- _Given task_:
From the entries that follow, list every line in which the string "กองอ" appears.

- _Data excerpts_:
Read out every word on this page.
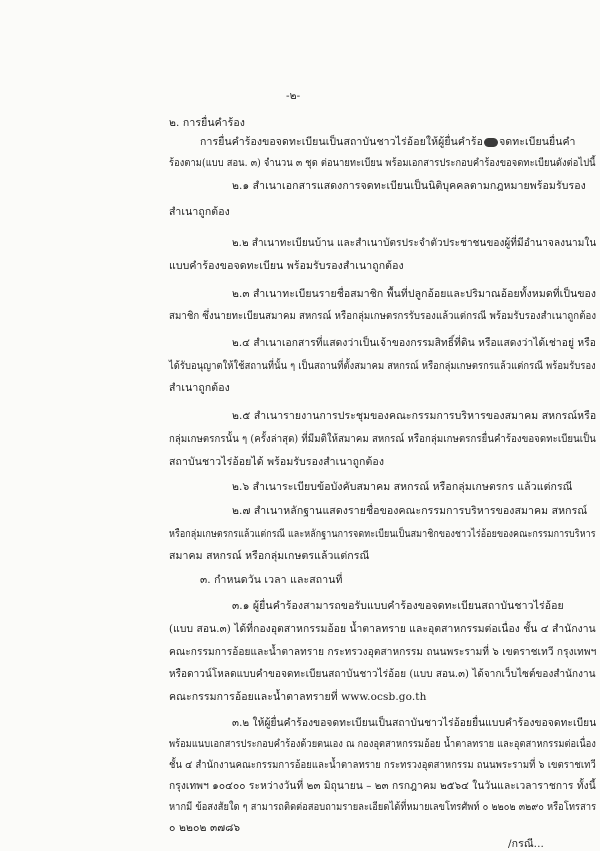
-๒-
๒. การยื่นคำร้อง
การยื่นคำร้องขอจดทะเบียนเป็นสถาบันชาวไร่อ้อยให้ผู้ยื่นคำร้อ จดทะเบียนยื่นคำ
ร้องตาม(แบบ สอน. ๓) จำนวน ๓ ชุด ต่อนายทะเบียน พร้อมเอกสารประกอบคำร้องขอจดทะเบียนดังต่อไปนี้
๒.๑ สำเนาเอกสารแสดงการจดทะเบียนเป็นนิติบุคคลตามกฎหมายพร้อมรับรอง
สำเนาถูกต้อง
๒.๒ สำเนาทะเบียนบ้าน และสำเนาบัตรประจำตัวประชาชนของผู้ที่มีอำนาจลงนามใน
แบบคำร้องขอจดทะเบียน พร้อมรับรองสำเนาถูกต้อง
๒.๓ สำเนาทะเบียนรายชื่อสมาชิก พื้นที่ปลูกอ้อยและปริมาณอ้อยทั้งหมดที่เป็นของ
สมาชิก ซึ่งนายทะเบียนสมาคม สหกรณ์ หรือกลุ่มเกษตรกรรับรองแล้วแต่กรณี พร้อมรับรองสำเนาถูกต้อง
๒.๔ สำเนาเอกสารที่แสดงว่าเป็นเจ้าของกรรมสิทธิ์ที่ดิน หรือแสดงว่าได้เช่าอยู่ หรือ
ได้รับอนุญาตให้ใช้สถานที่นั้น ๆ เป็นสถานที่ตั้งสมาคม สหกรณ์ หรือกลุ่มเกษตรกรแล้วแต่กรณี พร้อมรับรอง
สำเนาถูกต้อง
๒.๕ สำเนารายงานการประชุมของคณะกรรมการบริหารของสมาคม สหกรณ์หรือ
กลุ่มเกษตรกรนั้น ๆ (ครั้งล่าสุด) ที่มีมติให้สมาคม สหกรณ์ หรือกลุ่มเกษตรกรยื่นคำร้องขอจดทะเบียนเป็น
สถาบันชาวไร่อ้อยได้ พร้อมรับรองสำเนาถูกต้อง
๒.๖ สำเนาระเบียบข้อบังคับสมาคม สหกรณ์ หรือกลุ่มเกษตรกร แล้วแต่กรณี
๒.๗ สำเนาหลักฐานแสดงรายชื่อของคณะกรรมการบริหารของสมาคม สหกรณ์
หรือกลุ่มเกษตรกรแล้วแต่กรณี และหลักฐานการจดทะเบียนเป็นสมาชิกของชาวไร่อ้อยของคณะกรรมการบริหาร
สมาคม สหกรณ์ หรือกลุ่มเกษตรแล้วแต่กรณี
๓. กำหนดวัน เวลา และสถานที่
๓.๑ ผู้ยื่นคำร้องสามารถขอรับแบบคำร้องขอจดทะเบียนสถาบันชาวไร่อ้อย
(แบบ สอน.๓) ได้ที่กองอุตสาหกรรมอ้อย น้ำตาลทราย และอุตสาหกรรมต่อเนื่อง ชั้น ๔ สำนักงาน
คณะกรรมการอ้อยและน้ำตาลทราย กระทรวงอุตสาหกรรม ถนนพระรามที่ ๖ เขตราชเทวี กรุงเทพฯ
หรือดาวน์โหลดแบบคำขอจดทะเบียนสถาบันชาวไร่อ้อย (แบบ สอน.๓) ได้จากเว็บไซต์ของสำนักงาน
คณะกรรมการอ้อยและน้ำตาลทรายที่ www.ocsb.go.th
๓.๒ ให้ผู้ยื่นคำร้องขอจดทะเบียนเป็นสถาบันชาวไร่อ้อยยื่นแบบคำร้องขอจดทะเบียน
พร้อมแนบเอกสารประกอบคำร้องด้วยตนเอง ณ กองอุตสาหกรรมอ้อย น้ำตาลทราย และอุตสาหกรรมต่อเนื่อง
ชั้น ๔ สำนักงานคณะกรรมการอ้อยและน้ำตาลทราย กระทรวงอุตสาหกรรม ถนนพระรามที่ ๖ เขตราชเทวี
กรุงเทพฯ ๑๐๔๐๐ ระหว่างวันที่ ๒๓ มิถุนายน – ๒๓ กรกฎาคม ๒๕๖๔ ในวันและเวลาราชการ ทั้งนี้
หากมี ข้อสงสัยใด ๆ สามารถติดต่อสอบถามรายละเอียดได้ที่หมายเลขโทรศัพท์ ๐ ๒๒๐๒ ๓๒๙๐ หรือโทรสาร
๐ ๒๒๐๒ ๓๗๘๖
/กรณี...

- _Reply_:
(แบบ สอน.๓) ได้ที่กองอุตสาหกรรมอ้อย น้ำตาลทราย และอุตสาหกรรมต่อเนื่อง ชั้น ๔ สำนักงาน
พร้อมแนบเอกสารประกอบคำร้องด้วยตนเอง ณ กองอุตสาหกรรมอ้อย น้ำตาลทราย และอุตสาหกรรมต่อเนื่อง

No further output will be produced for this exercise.